## Texto extraído
########
Su exposición en este blog pretende ser un homenaje y una contribución a la difusión de obras dignas de reconocimiento cultural, sin ninguna merma a los derechos que correspondan a sus legítimos propietarios.
En ningún caso hay en este blog interés económico directo ni indirecto.

lunes, 25 de marzo de 2019

Lugares (37): Jerusalén (2).

Jerusalén -¡que decir que no se haya dicho ya!- es una ciudad compleja y -por decirlo de alguna manera- accidentada, tanto física como históricamente. Una de las más antiguas ciudades del Mediterráneo y, además, matriz de historias y personajes universales.
Tres religiones mundiales la consideran sagrada y la reivindican como su centro espiritual (¡y la lucha por la exclusividad continua!). Sus paredes -antiguas y nuevas- refieren miles de sucesos grandes y pequeños y remiten a la vida y a los recuerdos, entre fascinantes y turbadores, de muchos sus pobladores pasados y presentes.
########
## Datos extraídos
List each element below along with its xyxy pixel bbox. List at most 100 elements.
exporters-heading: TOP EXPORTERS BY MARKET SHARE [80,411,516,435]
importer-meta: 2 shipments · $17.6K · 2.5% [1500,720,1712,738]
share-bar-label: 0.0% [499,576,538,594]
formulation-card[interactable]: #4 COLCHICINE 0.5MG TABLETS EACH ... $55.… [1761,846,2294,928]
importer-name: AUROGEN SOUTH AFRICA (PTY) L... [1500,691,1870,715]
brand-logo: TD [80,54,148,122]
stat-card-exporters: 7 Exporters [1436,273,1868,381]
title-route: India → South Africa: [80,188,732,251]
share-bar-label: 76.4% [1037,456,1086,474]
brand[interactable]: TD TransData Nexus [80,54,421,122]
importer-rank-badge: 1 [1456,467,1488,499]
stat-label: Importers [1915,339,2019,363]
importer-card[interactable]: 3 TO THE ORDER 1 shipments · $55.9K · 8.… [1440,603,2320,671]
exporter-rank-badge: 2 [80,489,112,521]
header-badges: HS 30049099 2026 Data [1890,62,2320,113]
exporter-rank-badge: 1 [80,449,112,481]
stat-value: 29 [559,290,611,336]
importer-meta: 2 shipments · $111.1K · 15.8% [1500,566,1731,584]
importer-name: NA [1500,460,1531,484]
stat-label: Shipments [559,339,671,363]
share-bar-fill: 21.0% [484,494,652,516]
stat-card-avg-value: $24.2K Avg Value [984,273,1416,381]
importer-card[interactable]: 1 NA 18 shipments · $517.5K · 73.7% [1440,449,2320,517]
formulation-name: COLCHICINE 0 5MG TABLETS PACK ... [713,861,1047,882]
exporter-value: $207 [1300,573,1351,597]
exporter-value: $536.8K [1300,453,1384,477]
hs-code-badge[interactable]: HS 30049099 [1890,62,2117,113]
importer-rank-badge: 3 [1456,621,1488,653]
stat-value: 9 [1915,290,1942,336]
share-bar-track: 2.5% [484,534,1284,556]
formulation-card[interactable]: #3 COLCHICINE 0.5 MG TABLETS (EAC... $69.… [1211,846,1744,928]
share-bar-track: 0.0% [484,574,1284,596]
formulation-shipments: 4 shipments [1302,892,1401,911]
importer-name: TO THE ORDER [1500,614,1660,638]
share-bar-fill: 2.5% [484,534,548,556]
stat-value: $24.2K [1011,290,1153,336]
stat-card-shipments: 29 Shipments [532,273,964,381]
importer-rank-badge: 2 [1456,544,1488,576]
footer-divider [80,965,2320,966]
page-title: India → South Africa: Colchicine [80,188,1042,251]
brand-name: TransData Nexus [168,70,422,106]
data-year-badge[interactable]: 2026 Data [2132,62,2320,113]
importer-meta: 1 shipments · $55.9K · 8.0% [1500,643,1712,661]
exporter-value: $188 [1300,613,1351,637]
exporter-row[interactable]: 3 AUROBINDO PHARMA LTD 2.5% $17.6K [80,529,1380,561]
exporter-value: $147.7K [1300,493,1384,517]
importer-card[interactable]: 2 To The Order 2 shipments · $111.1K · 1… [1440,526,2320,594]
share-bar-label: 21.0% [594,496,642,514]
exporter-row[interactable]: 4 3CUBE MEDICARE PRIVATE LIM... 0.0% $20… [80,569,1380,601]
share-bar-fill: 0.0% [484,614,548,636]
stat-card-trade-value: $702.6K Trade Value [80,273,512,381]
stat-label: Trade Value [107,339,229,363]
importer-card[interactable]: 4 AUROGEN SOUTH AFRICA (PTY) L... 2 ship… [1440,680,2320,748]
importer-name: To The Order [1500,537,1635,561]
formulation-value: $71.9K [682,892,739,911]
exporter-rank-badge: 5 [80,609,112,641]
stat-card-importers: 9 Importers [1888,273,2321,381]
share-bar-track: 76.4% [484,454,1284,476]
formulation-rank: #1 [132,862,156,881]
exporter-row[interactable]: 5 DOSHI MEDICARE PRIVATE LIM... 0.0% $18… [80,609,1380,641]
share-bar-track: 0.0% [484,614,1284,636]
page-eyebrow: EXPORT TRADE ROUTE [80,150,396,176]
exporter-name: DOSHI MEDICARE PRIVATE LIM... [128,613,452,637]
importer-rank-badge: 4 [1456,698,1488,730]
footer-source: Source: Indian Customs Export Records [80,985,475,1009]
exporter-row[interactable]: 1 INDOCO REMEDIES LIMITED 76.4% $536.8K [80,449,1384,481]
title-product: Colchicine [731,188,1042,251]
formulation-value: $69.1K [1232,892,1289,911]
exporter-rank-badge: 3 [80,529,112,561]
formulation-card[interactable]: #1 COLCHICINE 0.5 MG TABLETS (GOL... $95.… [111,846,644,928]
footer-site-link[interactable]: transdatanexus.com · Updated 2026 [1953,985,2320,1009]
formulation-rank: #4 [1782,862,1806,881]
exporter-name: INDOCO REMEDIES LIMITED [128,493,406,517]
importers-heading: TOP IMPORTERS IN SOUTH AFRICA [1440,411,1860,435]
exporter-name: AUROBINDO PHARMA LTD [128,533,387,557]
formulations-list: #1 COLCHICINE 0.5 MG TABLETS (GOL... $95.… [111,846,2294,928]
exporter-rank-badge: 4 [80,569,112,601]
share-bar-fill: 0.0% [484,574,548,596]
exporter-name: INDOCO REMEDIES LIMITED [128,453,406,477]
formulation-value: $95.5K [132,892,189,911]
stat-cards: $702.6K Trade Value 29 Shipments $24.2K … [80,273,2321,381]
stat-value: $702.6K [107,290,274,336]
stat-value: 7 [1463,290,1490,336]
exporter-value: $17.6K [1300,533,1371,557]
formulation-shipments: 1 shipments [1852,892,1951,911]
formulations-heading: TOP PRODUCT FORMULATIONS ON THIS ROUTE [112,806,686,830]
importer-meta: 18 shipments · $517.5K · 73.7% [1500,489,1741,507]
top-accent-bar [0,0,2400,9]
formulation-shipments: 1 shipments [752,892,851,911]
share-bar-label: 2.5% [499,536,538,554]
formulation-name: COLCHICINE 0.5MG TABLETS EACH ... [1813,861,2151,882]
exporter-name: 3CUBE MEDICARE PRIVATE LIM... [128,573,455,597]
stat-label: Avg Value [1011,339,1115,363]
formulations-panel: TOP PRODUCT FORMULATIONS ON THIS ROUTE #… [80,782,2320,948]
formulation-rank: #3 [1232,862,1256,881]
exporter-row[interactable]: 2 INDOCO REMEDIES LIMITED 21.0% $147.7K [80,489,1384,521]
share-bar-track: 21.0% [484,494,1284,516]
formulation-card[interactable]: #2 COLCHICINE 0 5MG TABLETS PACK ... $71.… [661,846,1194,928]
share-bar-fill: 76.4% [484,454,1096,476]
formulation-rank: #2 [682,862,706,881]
########
## Ejercicios
1) Responde a partir del texto sobre Jerusalén:
(a) ¿Qué fecha lleva la entrada?
(b) ¿Cuántas religiones mundiales consideran sagrada la ciudad?
(c) ¿Qué tipo de interés económico declara tener el blog?
2) Cita del texto sobre Jerusalén el fragmento que empieza con "Su exposición en" y sigue hasta "y personajes universales.".
3) Prolonga el texto sobre Jerusalén a partir de su última oración.

## Respuestas
1)
(a) Lunes, 25 de marzo de 2019.
(b) Tres.
(c) Ninguno, ni directo ni indirecto.

2)
Su exposición en este blog pretende ser un homenaje y una contribución a la difusión de obras dignas de reconocimiento cultural, sin ninguna merma a los derechos que correspondan a sus legítimos propietarios.
En ningún caso hay en este blog interés económico directo ni indirecto.

lunes, 25 de marzo de 2019

Lugares (37): Jerusalén (2).

Jerusalén -¡que decir que no se haya dicho ya!- es una ciudad compleja y -por decirlo de alguna manera- accidentada, tanto física como históricamente. Una de las más antiguas ciudades del Mediterráneo y, además, matriz de historias y personajes universales.

3)
Hay libros, extensos y maravillosamente documentados, que narran sus peripecias como ciudad y como objeto de deseo constante por unos y otros. ¡Lejos de mí pretender rivalizar con ellos!.
Mi pretensión es, ciertamente, mucho más limitada y desde luego personal. Simple -aunque clave- rememoración de un viaje vivido y disfrutado.
Con todo, pienso que nunca viene mal hacer un esfuerzo recordatorio de aspectos que, no por más conocidos y leídos, resultan menos importantes a la hora de plantearse una visita futura o de situar mejor lo ya conocido y visitado.
Jerusalén se asienta sobre un grupo de colinas de unos 800 metros de altura como media.
Estas colinas forman una especie de anillo alrededor de la parte más vieja de la ciudad, conocida como la Ciudad Antigua, que limita en su parte este con el Valle del Cedrón y el Monte de los Olivos (en donde sobresalen de forma llamativa por su casi continuo resplandor las cúpulas doradas de la iglesia ortodoxa de Santa María Magdalena, a las que ya me referí en el post anterior) y por el sur y por el oeste lo hace con el Valle del Gehenna (o Valle de Ginón).
La Ciudad Antigua continúa totalmente amurallada. 
Eso, no cabe duda, contribuye a ese aire intemporal -aunque de hecho tenga fecha muy precisa- que tanto impresiona al visitante cuando se mira la ciudad por primera vez desde afuera.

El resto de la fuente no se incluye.